(ACTIONS TO TAKE):
1. In the immigration bill article, rewrite the paragraph beginning "Although there was a noticeable lack" as one shorter sentence that keeps its main facts.
2. Write the next part of the immigration bill article, picking up after its final sentence.

(READING TEXT):
--- BEGIN ---
|
Last Updated: Oct 16th, 2008 - 13:33:17 |
The architects of the Comprehensive Immigration and Reform Act call the bill the "grand bargain." The question is: is anyone buying?
The bill failed to receive the 60 votes it needed to move to a final vote and stalled in the Senate two weeks ago, reportedly due to the more than 300 amendments lawmakers added to the bill.
"I am disappointed the United States Senate did not, today, fix our broken borders and immigration system. Our nation badly needs the reform," said Sen. Ken Salazar, D-Colo., in a statement after the vote.
"Failure is not an option," the statement read.
Although there was a noticeable lack of participation by President George Bush before the Senate's vote, since the president's return from the G8 summit meeting in Germany he has made both public and private displays of support to ensure the bill will pass.
The president met with Republican senators in a closed-door luncheon last Tuesday.
Two days later, the president pledged $4.4 billion in immediate funding for border security.
"By matching our benchmarks with these critical funds, we're going to show the American people that the promises in this bill will be kept," the president said to the Associated Builders and Contractors June 14.
However, not everyone is optimistic.
--- END ---
Element and coordinate records:
--- BEGIN ---
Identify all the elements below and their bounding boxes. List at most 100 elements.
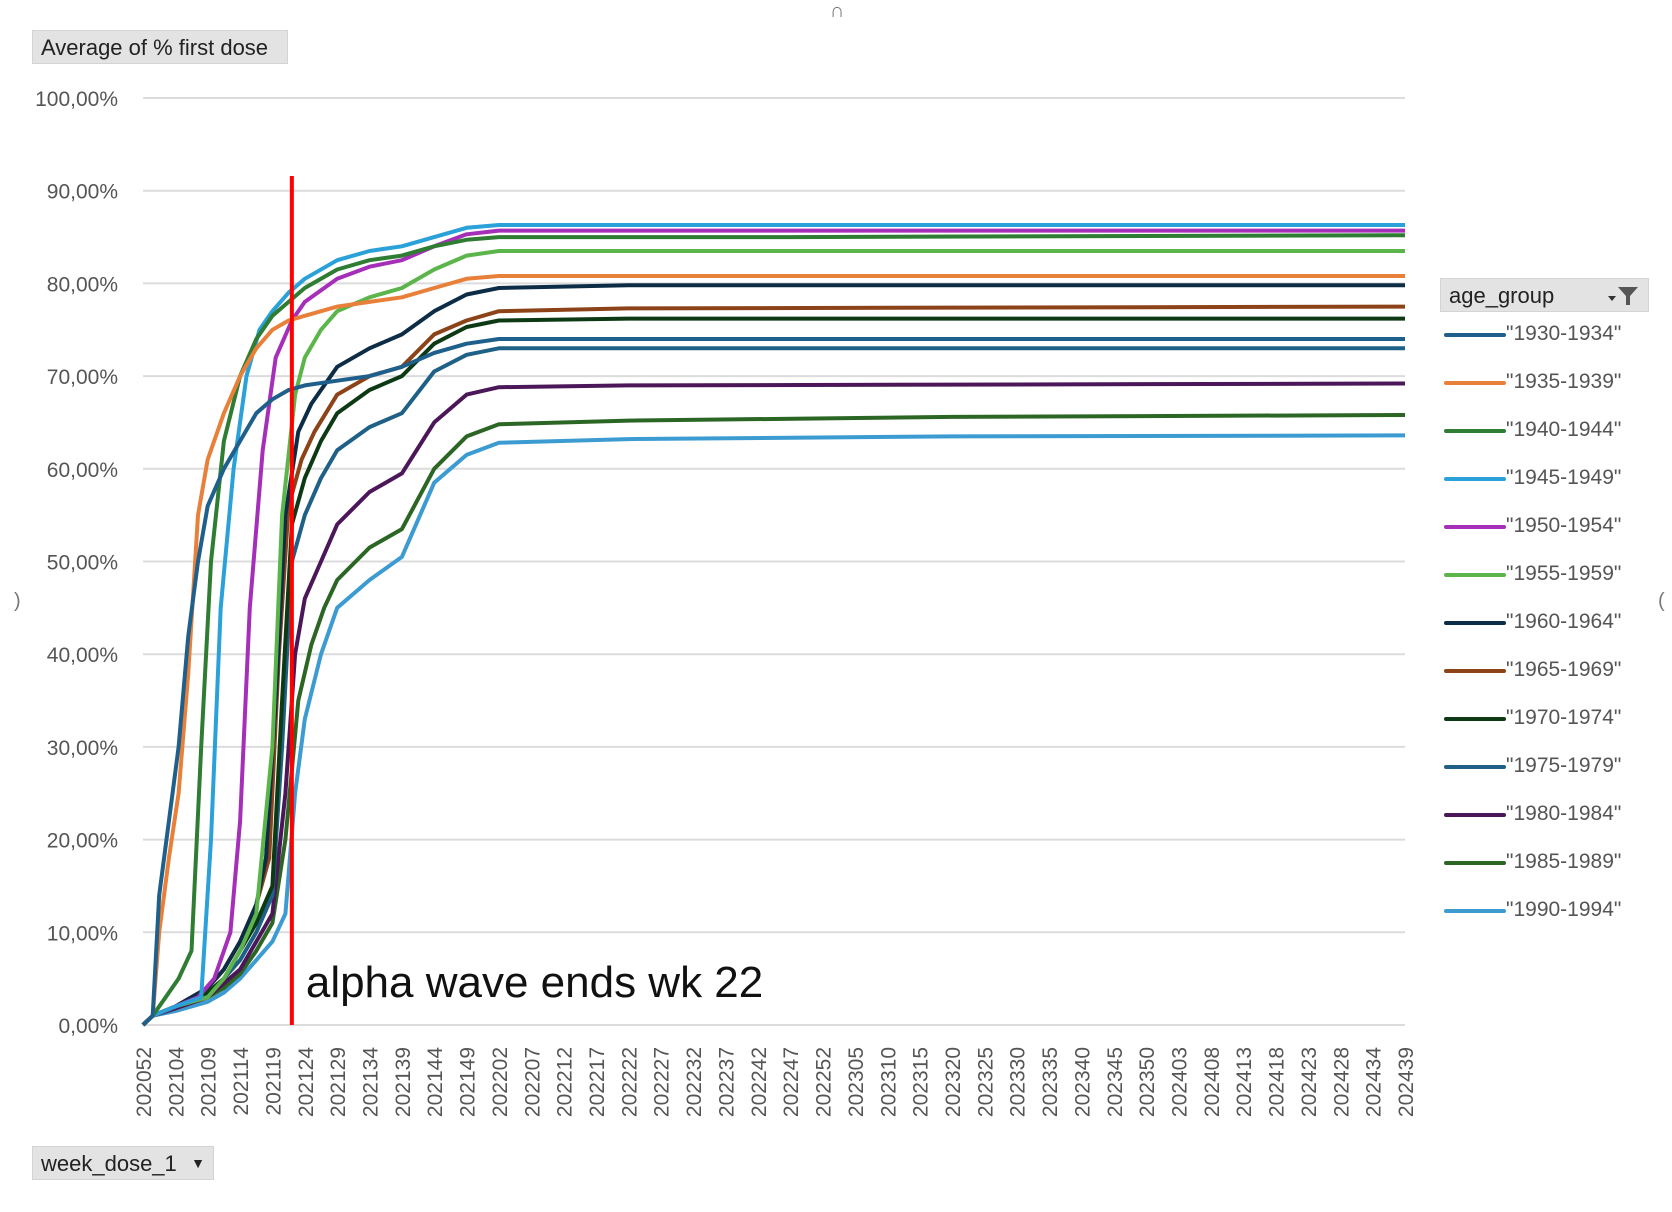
y-tick-label: 60,00% bbox=[47, 459, 118, 482]
legend-label: "1955-1959" bbox=[1506, 562, 1622, 585]
x-tick-label: 202408 bbox=[1201, 1047, 1224, 1117]
legend-swatch bbox=[1444, 909, 1506, 913]
legend-label: "1990-1994" bbox=[1506, 898, 1622, 921]
legend-item[interactable]: "1985-1989" bbox=[1444, 848, 1664, 878]
series-line bbox=[141, 274, 1405, 1027]
x-tick-label: 202232 bbox=[683, 1047, 706, 1117]
legend-item[interactable]: "1935-1939" bbox=[1444, 368, 1664, 398]
x-tick-label: 202217 bbox=[586, 1047, 609, 1117]
x-tick-label: 202242 bbox=[748, 1047, 771, 1117]
y-tick-label: 50,00% bbox=[47, 552, 118, 575]
y-tick-label: 90,00% bbox=[47, 181, 118, 204]
x-tick-label: 202104 bbox=[165, 1047, 188, 1117]
legend-item[interactable]: "1945-1949" bbox=[1444, 464, 1664, 494]
x-tick-label: 202222 bbox=[618, 1047, 641, 1117]
legend-label: "1940-1944" bbox=[1506, 418, 1622, 441]
legend-label: "1950-1954" bbox=[1506, 514, 1622, 537]
legend-filter-button[interactable]: age_group bbox=[1440, 278, 1649, 312]
legend-label: "1980-1984" bbox=[1506, 802, 1622, 825]
x-tick-label: 202212 bbox=[554, 1047, 577, 1117]
x-tick-label: 202227 bbox=[651, 1047, 674, 1117]
series-line bbox=[141, 381, 1406, 1027]
x-tick-label: 202119 bbox=[262, 1047, 285, 1116]
legend-item[interactable]: "1975-1979" bbox=[1444, 752, 1664, 782]
y-tick-label: 10,00% bbox=[47, 922, 118, 945]
legend-swatch bbox=[1444, 333, 1506, 337]
legend-swatch bbox=[1444, 861, 1506, 865]
legend-swatch bbox=[1444, 381, 1506, 385]
x-tick-label: 202144 bbox=[424, 1047, 447, 1117]
x-tick-label: 202129 bbox=[327, 1047, 350, 1117]
x-tick-label: 202310 bbox=[877, 1047, 900, 1117]
legend-swatch bbox=[1444, 573, 1506, 577]
x-tick-label: 202428 bbox=[1330, 1047, 1353, 1117]
legend-label: "1945-1949" bbox=[1506, 466, 1622, 489]
y-tick-label: 100,00% bbox=[35, 88, 118, 111]
legend-item[interactable]: "1965-1969" bbox=[1444, 656, 1664, 686]
x-tick-label: 202252 bbox=[813, 1047, 836, 1117]
x-tick-label: 202134 bbox=[360, 1047, 383, 1117]
x-tick-label: 202124 bbox=[295, 1047, 318, 1117]
x-tick-label: 202434 bbox=[1363, 1047, 1386, 1117]
x-tick-label: 202320 bbox=[942, 1047, 965, 1117]
legend-item[interactable]: "1940-1944" bbox=[1444, 416, 1664, 446]
x-tick-label: 202325 bbox=[974, 1047, 997, 1117]
annotation-text: alpha wave ends wk 22 bbox=[306, 958, 763, 1007]
y-tick-label: 30,00% bbox=[47, 737, 118, 760]
x-tick-label: 202237 bbox=[715, 1047, 738, 1117]
x-axis-field-button[interactable]: week_dose_1 ▼ bbox=[32, 1146, 214, 1180]
legend-swatch bbox=[1444, 429, 1506, 433]
legend-item[interactable]: "1970-1974" bbox=[1444, 704, 1664, 734]
x-axis-ticks: 202052 202104 202109 202114 202119 202124 2021… bbox=[133, 1047, 1418, 1117]
x-tick-label: 202418 bbox=[1266, 1047, 1289, 1117]
legend-item[interactable]: "1960-1964" bbox=[1444, 608, 1664, 638]
dropdown-arrow-icon: ▼ bbox=[191, 1155, 205, 1171]
x-tick-label: 202305 bbox=[845, 1047, 868, 1117]
legend-swatch bbox=[1444, 525, 1506, 529]
x-axis-field-label: week_dose_1 bbox=[41, 1151, 177, 1176]
legend-item[interactable]: "1930-1934" bbox=[1444, 320, 1664, 350]
legend-label: "1975-1979" bbox=[1506, 754, 1622, 777]
x-tick-label: 202330 bbox=[1007, 1047, 1030, 1117]
legend-label: "1985-1989" bbox=[1506, 850, 1622, 873]
legend-swatch bbox=[1444, 813, 1506, 817]
x-tick-label: 202335 bbox=[1039, 1047, 1062, 1117]
legend-label: "1960-1964" bbox=[1506, 610, 1622, 633]
x-tick-label: 202149 bbox=[457, 1047, 480, 1117]
legend-item[interactable]: "1990-1994" bbox=[1444, 896, 1664, 926]
legend-swatch bbox=[1444, 669, 1506, 673]
measure-field-label: Average of % first dose bbox=[41, 35, 269, 60]
series-line bbox=[141, 233, 1406, 1027]
series-line bbox=[141, 337, 1405, 1027]
y-tick-label: 20,00% bbox=[47, 830, 118, 853]
legend-item[interactable]: "1980-1984" bbox=[1444, 800, 1664, 830]
y-axis-ticks: 0,00% 10,00% 20,00% 30,00% 40,00% 50,00% 60,00… bbox=[35, 88, 118, 1038]
x-tick-label: 202315 bbox=[910, 1047, 933, 1117]
legend-swatch bbox=[1444, 765, 1506, 769]
legend-label: "1935-1939" bbox=[1506, 370, 1622, 393]
y-tick-label: 40,00% bbox=[47, 644, 118, 667]
x-tick-label: 202413 bbox=[1233, 1047, 1256, 1117]
legend-item[interactable]: "1955-1959" bbox=[1444, 560, 1664, 590]
legend-label: "1965-1969" bbox=[1506, 658, 1622, 681]
y-tick-label: 70,00% bbox=[47, 366, 118, 389]
x-tick-label: 202202 bbox=[489, 1047, 512, 1117]
x-tick-label: 202439 bbox=[1395, 1047, 1418, 1117]
x-tick-label: 202403 bbox=[1168, 1047, 1191, 1117]
x-tick-label: 202350 bbox=[1136, 1047, 1159, 1117]
filter-icon bbox=[1606, 284, 1642, 314]
legend-item[interactable]: "1950-1954" bbox=[1444, 512, 1664, 542]
legend-label: "1970-1974" bbox=[1506, 706, 1622, 729]
resize-handle-left[interactable]: ) bbox=[14, 590, 21, 612]
series-line bbox=[141, 316, 1405, 1027]
x-tick-label: 202340 bbox=[1071, 1047, 1094, 1117]
resize-handle-right[interactable]: ( bbox=[1658, 590, 1665, 612]
x-tick-label: 202423 bbox=[1298, 1047, 1321, 1117]
legend-label: "1930-1934" bbox=[1506, 322, 1622, 345]
measure-field-button[interactable]: Average of % first dose bbox=[32, 30, 288, 64]
x-tick-label: 202114 bbox=[230, 1047, 253, 1116]
x-tick-label: 202139 bbox=[392, 1047, 415, 1117]
resize-handle-top[interactable]: ∩ bbox=[830, 0, 845, 22]
legend-swatch bbox=[1444, 717, 1506, 721]
y-tick-label: 0,00% bbox=[58, 1015, 118, 1038]
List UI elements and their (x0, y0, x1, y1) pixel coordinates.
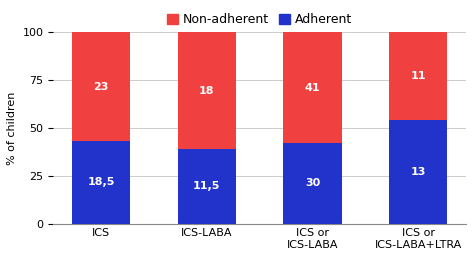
Y-axis label: % of children: % of children (7, 91, 17, 165)
Bar (178, 149, 236, 224)
Text: 30: 30 (305, 178, 320, 188)
Text: 18: 18 (199, 86, 215, 96)
Bar (178, 32, 236, 149)
Legend: Non-adherent, Adherent: Non-adherent, Adherent (162, 8, 357, 31)
Text: 41: 41 (305, 83, 320, 93)
Bar (72, 32, 130, 141)
Text: 11: 11 (410, 71, 426, 81)
Bar (283, 143, 342, 224)
Bar (72, 141, 130, 224)
Text: 23: 23 (93, 82, 109, 92)
Bar (389, 32, 447, 120)
Text: 18,5: 18,5 (87, 178, 115, 187)
Bar (389, 120, 447, 224)
Bar (283, 32, 342, 143)
Text: 11,5: 11,5 (193, 181, 220, 191)
Text: 13: 13 (410, 167, 426, 177)
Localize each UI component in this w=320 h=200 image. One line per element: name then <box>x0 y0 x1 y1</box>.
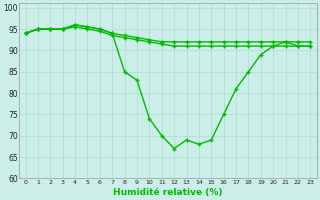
X-axis label: Humidité relative (%): Humidité relative (%) <box>113 188 223 197</box>
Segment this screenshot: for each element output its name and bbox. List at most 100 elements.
--- END ---
(PER-TASK ANSWERS):
1. President George Bush did little for the bill before the Senate vote, but after returning from the G8 summit in Germany he backed it publicly and privately to help it pass.

2.
"If the administration was serious about fulfilling the border security promises, then this funding should have been supported all along, not offered at the last minute to attract votes to a bad bill," Sen. Jim DeMint, R-S.C., said in a statement after hearing of the proposed $4.4 billion promised by the president.
According to a statement by Sen. Harry Reid, D-Nev., the immigration bill will return to the senate floor and be voted on by July 4. This time, only 11 amendments to the bill will be allowed from each party.
Opponents argue that the bill gives amnesty to the millions of workers that have entered the country illegally.
Colorado Representative and Republican presidential hopeful Tom Tancredo has made his campaign platform a petition to end the bill with his "Save America" campaign, calling the bill a "sellout of America."
Some immigrants in this country are also weary of the bill.
Gus Montano, 24, of Littleton, came to the United States with his mother when he was 10 to escape the civil war in his birth country of Venezuela.
He describes the process to become a citizen as "ridiculously long." However, he feels that immigrants should not be given handouts.
"It's all about proving yourself. Some people have a green card but no job," Montano said.
Montano estimates he has been to Immigration Services in Aurora about 300 times to seek answers to questions about residency applications over the last 10 years.
"You can't call them on the phone," Montano said. "You have to be there at 4:30 in the morning because when it opens at six there is a huge line - even if your question only takes six minutes."
"It makes me angry," he said about the opportunity the bill provides for undocumented people.
"What I went through I think people should go through," Montano added. "I'm a lot better person because of it."
Montano, who will become a citizen of the United States in August as he turns 25, said that after going through the process a person becomes grateful for what they have.
"I think it's crap to give them a crutch," he said.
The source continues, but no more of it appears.